* _Work to be completed_
Please print all of the material below, word for word.

* _Records for the exercise_
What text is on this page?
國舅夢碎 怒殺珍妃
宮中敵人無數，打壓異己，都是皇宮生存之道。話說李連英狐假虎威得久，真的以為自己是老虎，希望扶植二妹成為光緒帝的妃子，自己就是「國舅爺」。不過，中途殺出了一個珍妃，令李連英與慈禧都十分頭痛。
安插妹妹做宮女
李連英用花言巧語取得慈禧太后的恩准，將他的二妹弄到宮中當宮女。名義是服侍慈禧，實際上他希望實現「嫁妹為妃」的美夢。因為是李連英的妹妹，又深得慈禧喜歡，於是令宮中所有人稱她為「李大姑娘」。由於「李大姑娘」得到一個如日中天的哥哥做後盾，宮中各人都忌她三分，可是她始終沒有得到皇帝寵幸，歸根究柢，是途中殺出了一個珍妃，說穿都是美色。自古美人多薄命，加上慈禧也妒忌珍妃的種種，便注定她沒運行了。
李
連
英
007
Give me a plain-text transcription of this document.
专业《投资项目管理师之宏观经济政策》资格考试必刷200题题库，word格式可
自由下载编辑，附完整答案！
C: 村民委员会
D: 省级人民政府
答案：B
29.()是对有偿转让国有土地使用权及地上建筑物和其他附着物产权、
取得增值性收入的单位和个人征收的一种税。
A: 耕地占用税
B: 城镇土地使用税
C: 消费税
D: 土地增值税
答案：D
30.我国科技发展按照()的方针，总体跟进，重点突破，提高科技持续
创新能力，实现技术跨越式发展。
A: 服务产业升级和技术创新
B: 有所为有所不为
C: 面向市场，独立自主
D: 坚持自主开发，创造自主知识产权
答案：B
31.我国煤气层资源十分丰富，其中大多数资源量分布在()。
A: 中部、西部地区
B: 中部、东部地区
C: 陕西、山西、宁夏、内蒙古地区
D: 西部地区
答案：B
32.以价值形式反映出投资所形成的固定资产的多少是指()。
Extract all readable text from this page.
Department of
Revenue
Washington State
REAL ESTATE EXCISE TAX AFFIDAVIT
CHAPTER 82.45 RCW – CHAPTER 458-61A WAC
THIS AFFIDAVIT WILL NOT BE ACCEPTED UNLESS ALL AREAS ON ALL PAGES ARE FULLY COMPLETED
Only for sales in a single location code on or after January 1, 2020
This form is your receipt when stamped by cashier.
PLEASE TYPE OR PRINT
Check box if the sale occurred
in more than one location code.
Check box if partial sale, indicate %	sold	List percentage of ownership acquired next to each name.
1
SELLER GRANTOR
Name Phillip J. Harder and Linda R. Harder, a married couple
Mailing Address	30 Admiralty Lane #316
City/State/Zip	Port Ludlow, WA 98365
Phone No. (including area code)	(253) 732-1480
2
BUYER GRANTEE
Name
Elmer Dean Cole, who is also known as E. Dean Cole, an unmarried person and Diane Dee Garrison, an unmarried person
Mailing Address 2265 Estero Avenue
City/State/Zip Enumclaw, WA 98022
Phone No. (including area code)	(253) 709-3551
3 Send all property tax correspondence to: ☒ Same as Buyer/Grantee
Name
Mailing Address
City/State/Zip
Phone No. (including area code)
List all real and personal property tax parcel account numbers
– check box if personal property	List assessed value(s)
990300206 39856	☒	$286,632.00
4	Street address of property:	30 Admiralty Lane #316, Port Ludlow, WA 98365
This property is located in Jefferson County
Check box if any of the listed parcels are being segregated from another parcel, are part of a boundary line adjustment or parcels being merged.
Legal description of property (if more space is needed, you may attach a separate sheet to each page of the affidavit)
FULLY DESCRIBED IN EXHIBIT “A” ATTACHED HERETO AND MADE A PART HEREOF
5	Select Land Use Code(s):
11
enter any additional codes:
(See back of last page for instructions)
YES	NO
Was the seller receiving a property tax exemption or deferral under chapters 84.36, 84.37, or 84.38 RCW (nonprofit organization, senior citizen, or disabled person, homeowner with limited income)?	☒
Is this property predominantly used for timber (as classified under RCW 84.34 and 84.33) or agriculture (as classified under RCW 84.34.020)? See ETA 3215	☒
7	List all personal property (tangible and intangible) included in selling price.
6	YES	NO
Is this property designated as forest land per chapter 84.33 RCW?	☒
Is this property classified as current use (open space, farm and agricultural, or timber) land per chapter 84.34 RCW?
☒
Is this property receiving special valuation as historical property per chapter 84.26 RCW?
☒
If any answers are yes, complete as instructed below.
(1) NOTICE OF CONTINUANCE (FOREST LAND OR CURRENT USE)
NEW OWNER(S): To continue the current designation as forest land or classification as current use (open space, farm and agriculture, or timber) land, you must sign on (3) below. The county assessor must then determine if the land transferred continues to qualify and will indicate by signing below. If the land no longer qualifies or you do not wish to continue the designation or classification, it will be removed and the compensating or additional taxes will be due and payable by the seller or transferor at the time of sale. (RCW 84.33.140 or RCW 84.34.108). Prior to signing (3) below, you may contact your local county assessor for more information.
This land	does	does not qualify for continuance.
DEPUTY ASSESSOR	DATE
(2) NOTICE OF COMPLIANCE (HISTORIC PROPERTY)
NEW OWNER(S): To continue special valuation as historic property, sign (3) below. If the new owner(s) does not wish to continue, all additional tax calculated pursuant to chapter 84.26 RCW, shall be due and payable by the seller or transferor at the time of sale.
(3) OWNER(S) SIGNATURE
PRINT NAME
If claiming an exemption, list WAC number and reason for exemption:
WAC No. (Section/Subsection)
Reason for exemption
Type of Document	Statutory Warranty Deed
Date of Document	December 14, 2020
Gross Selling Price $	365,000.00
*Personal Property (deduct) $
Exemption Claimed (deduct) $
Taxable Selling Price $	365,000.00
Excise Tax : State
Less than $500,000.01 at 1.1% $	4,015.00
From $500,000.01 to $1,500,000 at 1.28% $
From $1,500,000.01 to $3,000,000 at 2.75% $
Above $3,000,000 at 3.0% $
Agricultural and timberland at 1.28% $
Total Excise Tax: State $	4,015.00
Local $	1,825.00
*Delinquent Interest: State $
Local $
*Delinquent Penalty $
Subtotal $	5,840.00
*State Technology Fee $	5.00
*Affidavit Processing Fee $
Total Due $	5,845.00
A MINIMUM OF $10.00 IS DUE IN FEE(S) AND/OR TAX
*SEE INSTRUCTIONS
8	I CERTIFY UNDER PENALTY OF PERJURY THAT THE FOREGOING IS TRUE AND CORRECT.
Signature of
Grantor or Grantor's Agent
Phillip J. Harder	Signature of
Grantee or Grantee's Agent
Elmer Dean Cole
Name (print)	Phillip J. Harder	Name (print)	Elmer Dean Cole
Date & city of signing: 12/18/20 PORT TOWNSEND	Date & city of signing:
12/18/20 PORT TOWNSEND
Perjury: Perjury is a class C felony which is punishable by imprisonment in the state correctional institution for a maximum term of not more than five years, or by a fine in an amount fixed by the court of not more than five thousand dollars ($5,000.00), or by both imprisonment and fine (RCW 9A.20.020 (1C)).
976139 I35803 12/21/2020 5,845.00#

* _Expected answer_
What text is on this page?
國舅夢碎 怒殺珍妃
宮中敵人無數，打壓異己，都是皇宮生存之道。話說李連英狐假虎威得久，真的以為自己是老虎，希望扶植二妹成為光緒帝的妃子，自己就是「國舅爺」。不過，中途殺出了一個珍妃，令李連英與慈禧都十分頭痛。
安插妹妹做宮女
李連英用花言巧語取得慈禧太后的恩准，將他的二妹弄到宮中當宮女。名義是服侍慈禧，實際上他希望實現「嫁妹為妃」的美夢。因為是李連英的妹妹，又深得慈禧喜歡，於是令宮中所有人稱她為「李大姑娘」。由於「李大姑娘」得到一個如日中天的哥哥做後盾，宮中各人都忌她三分，可是她始終沒有得到皇帝寵幸，歸根究柢，是途中殺出了一個珍妃，說穿都是美色。自古美人多薄命，加上慈禧也妒忌珍妃的種種，便注定她沒運行了。
李
連
英
007
Give me a plain-text transcription of this document.
专业《投资项目管理师之宏观经济政策》资格考试必刷200题题库，word格式可
自由下载编辑，附完整答案！
C: 村民委员会
D: 省级人民政府
答案：B
29.()是对有偿转让国有土地使用权及地上建筑物和其他附着物产权、
取得增值性收入的单位和个人征收的一种税。
A: 耕地占用税
B: 城镇土地使用税
C: 消费税
D: 土地增值税
答案：D
30.我国科技发展按照()的方针，总体跟进，重点突破，提高科技持续
创新能力，实现技术跨越式发展。
A: 服务产业升级和技术创新
B: 有所为有所不为
C: 面向市场，独立自主
D: 坚持自主开发，创造自主知识产权
答案：B
31.我国煤气层资源十分丰富，其中大多数资源量分布在()。
A: 中部、西部地区
B: 中部、东部地区
C: 陕西、山西、宁夏、内蒙古地区
D: 西部地区
答案：B
32.以价值形式反映出投资所形成的固定资产的多少是指()。
Extract all readable text from this page.
Department of
Revenue
Washington State
REAL ESTATE EXCISE TAX AFFIDAVIT
CHAPTER 82.45 RCW – CHAPTER 458-61A WAC
THIS AFFIDAVIT WILL NOT BE ACCEPTED UNLESS ALL AREAS ON ALL PAGES ARE FULLY COMPLETED
Only for sales in a single location code on or after January 1, 2020
This form is your receipt when stamped by cashier.
PLEASE TYPE OR PRINT
Check box if the sale occurred
in more than one location code.
Check box if partial sale, indicate %	sold	List percentage of ownership acquired next to each name.
1
SELLER GRANTOR
Name Phillip J. Harder and Linda R. Harder, a married couple
Mailing Address	30 Admiralty Lane #316
City/State/Zip	Port Ludlow, WA 98365
Phone No. (including area code)	(253) 732-1480
2
BUYER GRANTEE
Name
Elmer Dean Cole, who is also known as E. Dean Cole, an unmarried person and Diane Dee Garrison, an unmarried person
Mailing Address 2265 Estero Avenue
City/State/Zip Enumclaw, WA 98022
Phone No. (including area code)	(253) 709-3551
3 Send all property tax correspondence to: ☒ Same as Buyer/Grantee
Name
Mailing Address
City/State/Zip
Phone No. (including area code)
List all real and personal property tax parcel account numbers
– check box if personal property	List assessed value(s)
990300206 39856	☒	$286,632.00
4	Street address of property:	30 Admiralty Lane #316, Port Ludlow, WA 98365
This property is located in Jefferson County
Check box if any of the listed parcels are being segregated from another parcel, are part of a boundary line adjustment or parcels being merged.
Legal description of property (if more space is needed, you may attach a separate sheet to each page of the affidavit)
FULLY DESCRIBED IN EXHIBIT “A” ATTACHED HERETO AND MADE A PART HEREOF
5	Select Land Use Code(s):
11
enter any additional codes:
(See back of last page for instructions)
YES	NO
Was the seller receiving a property tax exemption or deferral under chapters 84.36, 84.37, or 84.38 RCW (nonprofit organization, senior citizen, or disabled person, homeowner with limited income)?	☒
Is this property predominantly used for timber (as classified under RCW 84.34 and 84.33) or agriculture (as classified under RCW 84.34.020)? See ETA 3215	☒
7	List all personal property (tangible and intangible) included in selling price.
6	YES	NO
Is this property designated as forest land per chapter 84.33 RCW?	☒
Is this property classified as current use (open space, farm and agricultural, or timber) land per chapter 84.34 RCW?
☒
Is this property receiving special valuation as historical property per chapter 84.26 RCW?
☒
If any answers are yes, complete as instructed below.
(1) NOTICE OF CONTINUANCE (FOREST LAND OR CURRENT USE)
NEW OWNER(S): To continue the current designation as forest land or classification as current use (open space, farm and agriculture, or timber) land, you must sign on (3) below. The county assessor must then determine if the land transferred continues to qualify and will indicate by signing below. If the land no longer qualifies or you do not wish to continue the designation or classification, it will be removed and the compensating or additional taxes will be due and payable by the seller or transferor at the time of sale. (RCW 84.33.140 or RCW 84.34.108). Prior to signing (3) below, you may contact your local county assessor for more information.
This land	does	does not qualify for continuance.
DEPUTY ASSESSOR	DATE
(2) NOTICE OF COMPLIANCE (HISTORIC PROPERTY)
NEW OWNER(S): To continue special valuation as historic property, sign (3) below. If the new owner(s) does not wish to continue, all additional tax calculated pursuant to chapter 84.26 RCW, shall be due and payable by the seller or transferor at the time of sale.
(3) OWNER(S) SIGNATURE
PRINT NAME
If claiming an exemption, list WAC number and reason for exemption:
WAC No. (Section/Subsection)
Reason for exemption
Type of Document	Statutory Warranty Deed
Date of Document	December 14, 2020
Gross Selling Price $	365,000.00
*Personal Property (deduct) $
Exemption Claimed (deduct) $
Taxable Selling Price $	365,000.00
Excise Tax : State
Less than $500,000.01 at 1.1% $	4,015.00
From $500,000.01 to $1,500,000 at 1.28% $
From $1,500,000.01 to $3,000,000 at 2.75% $
Above $3,000,000 at 3.0% $
Agricultural and timberland at 1.28% $
Total Excise Tax: State $	4,015.00
Local $	1,825.00
*Delinquent Interest: State $
Local $
*Delinquent Penalty $
Subtotal $	5,840.00
*State Technology Fee $	5.00
*Affidavit Processing Fee $
Total Due $	5,845.00
A MINIMUM OF $10.00 IS DUE IN FEE(S) AND/OR TAX
*SEE INSTRUCTIONS
8	I CERTIFY UNDER PENALTY OF PERJURY THAT THE FOREGOING IS TRUE AND CORRECT.
Signature of
Grantor or Grantor's Agent
Phillip J. Harder	Signature of
Grantee or Grantee's Agent
Elmer Dean Cole
Name (print)	Phillip J. Harder	Name (print)	Elmer Dean Cole
Date & city of signing: 12/18/20 PORT TOWNSEND	Date & city of signing:
12/18/20 PORT TOWNSEND
Perjury: Perjury is a class C felony which is punishable by imprisonment in the state correctional institution for a maximum term of not more than five years, or by a fine in an amount fixed by the court of not more than five thousand dollars ($5,000.00), or by both imprisonment and fine (RCW 9A.20.020 (1C)).
976139 I35803 12/21/2020 5,845.00#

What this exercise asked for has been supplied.